** BEGIN Provided information **
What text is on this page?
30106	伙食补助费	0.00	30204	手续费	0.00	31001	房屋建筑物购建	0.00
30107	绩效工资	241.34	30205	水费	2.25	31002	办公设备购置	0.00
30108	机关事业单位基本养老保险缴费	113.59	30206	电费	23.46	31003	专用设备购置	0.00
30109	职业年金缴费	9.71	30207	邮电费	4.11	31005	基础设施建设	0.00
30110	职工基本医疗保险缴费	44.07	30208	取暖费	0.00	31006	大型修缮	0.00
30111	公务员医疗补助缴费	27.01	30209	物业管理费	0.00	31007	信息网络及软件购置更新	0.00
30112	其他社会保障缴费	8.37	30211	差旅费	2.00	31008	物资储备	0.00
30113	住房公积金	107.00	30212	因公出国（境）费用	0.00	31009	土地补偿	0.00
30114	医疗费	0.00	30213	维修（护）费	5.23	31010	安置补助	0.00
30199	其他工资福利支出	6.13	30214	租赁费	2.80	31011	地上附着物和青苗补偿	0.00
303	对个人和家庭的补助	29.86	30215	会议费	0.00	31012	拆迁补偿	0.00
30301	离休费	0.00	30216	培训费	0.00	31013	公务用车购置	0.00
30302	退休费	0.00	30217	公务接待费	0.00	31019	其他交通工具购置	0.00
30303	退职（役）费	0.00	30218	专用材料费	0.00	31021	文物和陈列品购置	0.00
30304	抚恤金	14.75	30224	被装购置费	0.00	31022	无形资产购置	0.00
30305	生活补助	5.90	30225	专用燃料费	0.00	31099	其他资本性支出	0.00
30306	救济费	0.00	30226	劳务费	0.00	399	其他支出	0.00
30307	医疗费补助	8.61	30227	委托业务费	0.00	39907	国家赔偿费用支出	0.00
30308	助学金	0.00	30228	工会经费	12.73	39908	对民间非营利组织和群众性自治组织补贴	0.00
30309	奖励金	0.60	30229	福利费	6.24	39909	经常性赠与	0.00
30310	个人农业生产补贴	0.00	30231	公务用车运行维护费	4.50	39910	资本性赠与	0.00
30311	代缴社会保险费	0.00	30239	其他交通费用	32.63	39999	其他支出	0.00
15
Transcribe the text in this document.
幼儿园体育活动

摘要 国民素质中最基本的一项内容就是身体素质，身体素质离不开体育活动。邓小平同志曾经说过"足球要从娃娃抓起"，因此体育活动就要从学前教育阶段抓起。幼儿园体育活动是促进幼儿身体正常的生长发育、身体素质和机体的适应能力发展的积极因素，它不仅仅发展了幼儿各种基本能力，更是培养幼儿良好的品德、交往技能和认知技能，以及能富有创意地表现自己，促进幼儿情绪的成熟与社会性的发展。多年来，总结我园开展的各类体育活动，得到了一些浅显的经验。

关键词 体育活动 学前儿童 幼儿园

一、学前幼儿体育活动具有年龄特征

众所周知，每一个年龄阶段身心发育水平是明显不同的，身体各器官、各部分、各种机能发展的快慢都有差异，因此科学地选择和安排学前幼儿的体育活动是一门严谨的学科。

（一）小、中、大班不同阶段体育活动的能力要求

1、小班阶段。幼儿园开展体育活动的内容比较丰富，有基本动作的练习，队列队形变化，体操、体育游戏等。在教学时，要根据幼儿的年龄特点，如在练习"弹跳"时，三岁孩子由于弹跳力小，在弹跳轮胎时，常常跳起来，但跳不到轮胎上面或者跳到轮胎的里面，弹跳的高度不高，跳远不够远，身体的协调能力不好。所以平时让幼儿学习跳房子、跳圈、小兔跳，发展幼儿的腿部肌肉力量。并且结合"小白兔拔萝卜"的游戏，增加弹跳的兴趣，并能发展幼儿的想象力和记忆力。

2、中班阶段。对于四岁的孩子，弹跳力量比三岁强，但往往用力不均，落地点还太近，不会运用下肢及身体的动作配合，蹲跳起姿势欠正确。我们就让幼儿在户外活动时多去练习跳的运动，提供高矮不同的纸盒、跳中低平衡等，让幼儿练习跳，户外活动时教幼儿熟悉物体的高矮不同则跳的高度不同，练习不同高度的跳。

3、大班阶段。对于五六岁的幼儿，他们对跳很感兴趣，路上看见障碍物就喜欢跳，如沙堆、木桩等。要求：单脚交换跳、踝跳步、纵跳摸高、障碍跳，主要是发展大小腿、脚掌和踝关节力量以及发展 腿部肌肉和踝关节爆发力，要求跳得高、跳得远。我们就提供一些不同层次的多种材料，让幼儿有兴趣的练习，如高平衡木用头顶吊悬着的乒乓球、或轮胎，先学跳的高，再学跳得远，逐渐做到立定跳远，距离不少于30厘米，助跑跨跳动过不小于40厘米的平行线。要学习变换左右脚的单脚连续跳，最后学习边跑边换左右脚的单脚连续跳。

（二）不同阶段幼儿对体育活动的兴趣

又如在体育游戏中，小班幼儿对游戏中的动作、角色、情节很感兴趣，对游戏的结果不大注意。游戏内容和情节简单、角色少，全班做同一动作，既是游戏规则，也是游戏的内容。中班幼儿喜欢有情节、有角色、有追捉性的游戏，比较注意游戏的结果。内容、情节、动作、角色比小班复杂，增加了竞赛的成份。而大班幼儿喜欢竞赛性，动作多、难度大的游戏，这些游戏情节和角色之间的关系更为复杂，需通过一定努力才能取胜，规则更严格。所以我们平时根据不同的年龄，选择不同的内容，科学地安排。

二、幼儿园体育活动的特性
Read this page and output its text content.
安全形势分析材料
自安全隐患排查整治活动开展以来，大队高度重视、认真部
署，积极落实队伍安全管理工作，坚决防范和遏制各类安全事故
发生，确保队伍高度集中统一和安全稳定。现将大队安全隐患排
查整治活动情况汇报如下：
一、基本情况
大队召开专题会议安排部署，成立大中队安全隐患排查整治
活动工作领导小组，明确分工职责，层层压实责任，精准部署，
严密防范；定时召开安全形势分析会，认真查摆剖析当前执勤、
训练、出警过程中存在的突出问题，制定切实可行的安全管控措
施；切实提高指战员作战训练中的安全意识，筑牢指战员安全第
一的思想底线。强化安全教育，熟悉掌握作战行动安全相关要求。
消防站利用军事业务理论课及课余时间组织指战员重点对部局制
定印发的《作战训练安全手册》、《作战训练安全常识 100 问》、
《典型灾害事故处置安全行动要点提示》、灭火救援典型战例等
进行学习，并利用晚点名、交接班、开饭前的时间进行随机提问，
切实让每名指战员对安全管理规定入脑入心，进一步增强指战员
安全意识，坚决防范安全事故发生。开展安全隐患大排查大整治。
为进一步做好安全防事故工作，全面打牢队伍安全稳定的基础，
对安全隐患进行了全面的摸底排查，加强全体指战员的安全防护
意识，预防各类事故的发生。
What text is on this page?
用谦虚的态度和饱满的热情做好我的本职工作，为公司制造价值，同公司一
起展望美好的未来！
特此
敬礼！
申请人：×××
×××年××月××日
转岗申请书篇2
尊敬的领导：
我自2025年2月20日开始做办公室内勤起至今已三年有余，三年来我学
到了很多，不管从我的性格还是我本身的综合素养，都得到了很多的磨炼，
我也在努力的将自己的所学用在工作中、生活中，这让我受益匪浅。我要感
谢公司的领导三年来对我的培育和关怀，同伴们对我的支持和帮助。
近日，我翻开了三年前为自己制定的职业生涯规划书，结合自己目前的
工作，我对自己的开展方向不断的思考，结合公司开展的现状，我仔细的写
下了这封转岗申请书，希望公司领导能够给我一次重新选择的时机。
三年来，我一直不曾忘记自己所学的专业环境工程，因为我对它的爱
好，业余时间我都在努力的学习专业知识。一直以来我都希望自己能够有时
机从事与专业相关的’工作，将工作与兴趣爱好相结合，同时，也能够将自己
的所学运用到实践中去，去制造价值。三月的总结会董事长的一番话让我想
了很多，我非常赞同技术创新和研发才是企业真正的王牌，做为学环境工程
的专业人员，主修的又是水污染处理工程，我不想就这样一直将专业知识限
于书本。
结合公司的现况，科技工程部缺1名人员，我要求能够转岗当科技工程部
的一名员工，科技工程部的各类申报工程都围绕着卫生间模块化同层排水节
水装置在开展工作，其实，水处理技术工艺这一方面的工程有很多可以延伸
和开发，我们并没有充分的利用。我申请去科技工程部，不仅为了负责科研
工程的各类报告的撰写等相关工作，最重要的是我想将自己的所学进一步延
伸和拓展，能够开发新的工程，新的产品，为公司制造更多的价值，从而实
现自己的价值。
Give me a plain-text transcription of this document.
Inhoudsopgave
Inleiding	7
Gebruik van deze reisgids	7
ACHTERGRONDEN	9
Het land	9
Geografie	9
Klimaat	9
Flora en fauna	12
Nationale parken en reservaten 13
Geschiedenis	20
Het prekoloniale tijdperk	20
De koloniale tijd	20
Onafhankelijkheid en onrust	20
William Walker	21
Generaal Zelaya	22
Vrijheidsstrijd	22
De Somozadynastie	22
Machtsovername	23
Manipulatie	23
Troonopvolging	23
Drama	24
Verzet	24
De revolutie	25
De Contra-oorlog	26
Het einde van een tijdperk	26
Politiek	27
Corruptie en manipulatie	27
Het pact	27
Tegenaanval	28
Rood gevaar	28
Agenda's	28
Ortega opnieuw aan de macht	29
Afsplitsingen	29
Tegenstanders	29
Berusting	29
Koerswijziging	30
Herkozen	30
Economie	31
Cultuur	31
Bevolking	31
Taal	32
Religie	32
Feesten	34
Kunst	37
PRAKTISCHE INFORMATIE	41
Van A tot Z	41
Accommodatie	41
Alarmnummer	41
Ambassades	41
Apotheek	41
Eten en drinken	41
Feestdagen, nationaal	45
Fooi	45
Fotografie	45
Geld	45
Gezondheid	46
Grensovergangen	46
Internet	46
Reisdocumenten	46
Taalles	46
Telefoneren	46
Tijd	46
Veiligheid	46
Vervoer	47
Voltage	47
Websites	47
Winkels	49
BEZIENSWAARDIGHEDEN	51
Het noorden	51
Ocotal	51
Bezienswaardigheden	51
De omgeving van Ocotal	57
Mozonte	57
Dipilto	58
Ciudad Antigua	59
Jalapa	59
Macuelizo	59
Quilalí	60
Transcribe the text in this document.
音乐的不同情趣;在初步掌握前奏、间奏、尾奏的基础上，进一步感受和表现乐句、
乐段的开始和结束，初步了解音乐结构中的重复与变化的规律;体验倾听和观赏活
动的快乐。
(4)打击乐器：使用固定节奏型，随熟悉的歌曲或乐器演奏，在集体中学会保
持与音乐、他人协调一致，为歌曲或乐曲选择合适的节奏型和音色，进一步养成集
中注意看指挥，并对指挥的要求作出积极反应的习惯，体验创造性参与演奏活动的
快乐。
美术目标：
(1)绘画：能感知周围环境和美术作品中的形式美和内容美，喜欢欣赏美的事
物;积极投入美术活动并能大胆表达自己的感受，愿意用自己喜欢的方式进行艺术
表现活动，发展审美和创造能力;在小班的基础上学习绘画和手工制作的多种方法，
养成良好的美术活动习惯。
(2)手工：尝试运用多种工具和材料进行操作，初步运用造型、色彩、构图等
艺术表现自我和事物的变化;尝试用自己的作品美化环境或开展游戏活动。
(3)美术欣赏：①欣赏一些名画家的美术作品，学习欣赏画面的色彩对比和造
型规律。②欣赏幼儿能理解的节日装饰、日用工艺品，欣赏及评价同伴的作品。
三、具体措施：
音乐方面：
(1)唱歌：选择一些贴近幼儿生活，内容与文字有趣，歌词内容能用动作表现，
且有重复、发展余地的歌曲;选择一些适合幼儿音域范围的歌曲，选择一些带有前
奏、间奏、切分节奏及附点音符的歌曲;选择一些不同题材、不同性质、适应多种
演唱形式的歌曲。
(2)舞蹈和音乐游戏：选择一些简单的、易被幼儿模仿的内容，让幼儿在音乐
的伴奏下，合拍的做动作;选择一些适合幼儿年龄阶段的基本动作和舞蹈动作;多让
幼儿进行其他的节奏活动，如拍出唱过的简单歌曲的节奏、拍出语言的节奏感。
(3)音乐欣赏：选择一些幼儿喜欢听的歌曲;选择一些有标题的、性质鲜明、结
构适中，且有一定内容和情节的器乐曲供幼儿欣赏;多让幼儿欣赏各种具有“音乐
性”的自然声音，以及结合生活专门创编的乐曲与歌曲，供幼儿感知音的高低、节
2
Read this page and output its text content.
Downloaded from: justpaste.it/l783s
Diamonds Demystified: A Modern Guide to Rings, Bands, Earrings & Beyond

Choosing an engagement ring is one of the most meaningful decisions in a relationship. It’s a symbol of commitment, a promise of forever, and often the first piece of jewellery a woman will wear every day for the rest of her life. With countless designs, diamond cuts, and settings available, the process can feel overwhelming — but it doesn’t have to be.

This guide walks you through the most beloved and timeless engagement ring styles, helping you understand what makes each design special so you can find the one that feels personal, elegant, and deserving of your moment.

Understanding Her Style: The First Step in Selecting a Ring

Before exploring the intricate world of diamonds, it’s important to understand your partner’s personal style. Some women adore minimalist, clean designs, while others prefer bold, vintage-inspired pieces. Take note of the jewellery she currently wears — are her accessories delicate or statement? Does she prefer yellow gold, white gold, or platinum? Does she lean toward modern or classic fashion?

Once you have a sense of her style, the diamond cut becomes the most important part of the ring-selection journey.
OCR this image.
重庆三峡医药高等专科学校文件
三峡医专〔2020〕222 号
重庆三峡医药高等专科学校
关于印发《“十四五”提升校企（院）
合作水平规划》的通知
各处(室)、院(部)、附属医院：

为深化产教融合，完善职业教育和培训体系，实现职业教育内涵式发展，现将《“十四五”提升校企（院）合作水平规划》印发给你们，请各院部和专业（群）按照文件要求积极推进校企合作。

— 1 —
** END Provided information **
* **Task to complete**
Reproduce only the lines running from the one that contains "OCR this image." to the last line of the records.

* **Correct output**
OCR this image.
重庆三峡医药高等专科学校文件
三峡医专〔2020〕222 号
重庆三峡医药高等专科学校
关于印发《“十四五”提升校企（院）
合作水平规划》的通知
各处(室)、院(部)、附属医院：

为深化产教融合，完善职业教育和培训体系，实现职业教育内涵式发展，现将《“十四五”提升校企（院）合作水平规划》印发给你们，请各院部和专业（群）按照文件要求积极推进校企合作。

— 1 —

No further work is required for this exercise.